■ **Given request**:
Reproduce the listing exactly, with no pictures in your copy.

■ **Stored records**:
□ □ □ □
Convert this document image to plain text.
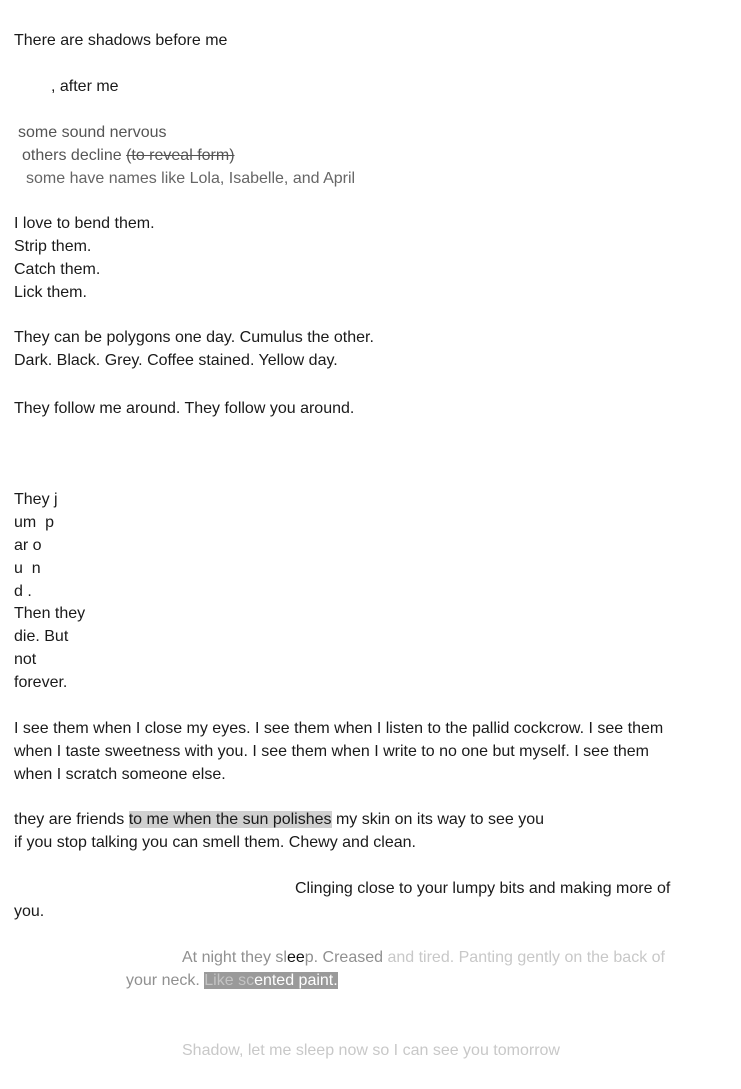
There are shadows before me
, after me
some sound nervous
others decline (to reveal form)
some have names like Lola, Isabelle, and April
I love to bend them.
Strip them.
Catch them.
Lick them.
They can be polygons one day. Cumulus the other.
Dark. Black. Grey. Coffee stained. Yellow day.
They follow me around. They follow you around.
They j
um  p
ar o
u  n
d .
Then they
die. But
not
forever.
I see them when I close my eyes. I see them when I listen to the pallid cockcrow. I see them
when I taste sweetness with you. I see them when I write to no one but myself. I see them
when I scratch someone else.
they are friends to me when the sun polishes my skin on its way to see you
if you stop talking you can smell them. Chewy and clean.
Clinging close to your lumpy bits and making more of
you.
At night they sleep. Creased and tired. Panting gently on the back of
your neck. Like scented paint.
Shadow, let me sleep now so I can see you tomorrow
□ □ □ □
■ **Task response**:
Convert this document image to plain text.
There are shadows before me
, after me
some sound nervous
others decline (to reveal form)
some have names like Lola, Isabelle, and April
I love to bend them.
Strip them.
Catch them.
Lick them.
They can be polygons one day. Cumulus the other.
Dark. Black. Grey. Coffee stained. Yellow day.
They follow me around. They follow you around.
They j
um  p
ar o
u  n
d .
Then they
die. But
not
forever.
I see them when I close my eyes. I see them when I listen to the pallid cockcrow. I see them
when I taste sweetness with you. I see them when I write to no one but myself. I see them
when I scratch someone else.
they are friends to me when the sun polishes my skin on its way to see you
if you stop talking you can smell them. Chewy and clean.
Clinging close to your lumpy bits and making more of
you.
At night they sleep. Creased and tired. Panting gently on the back of
your neck. Like scented paint.
Shadow, let me sleep now so I can see you tomorrow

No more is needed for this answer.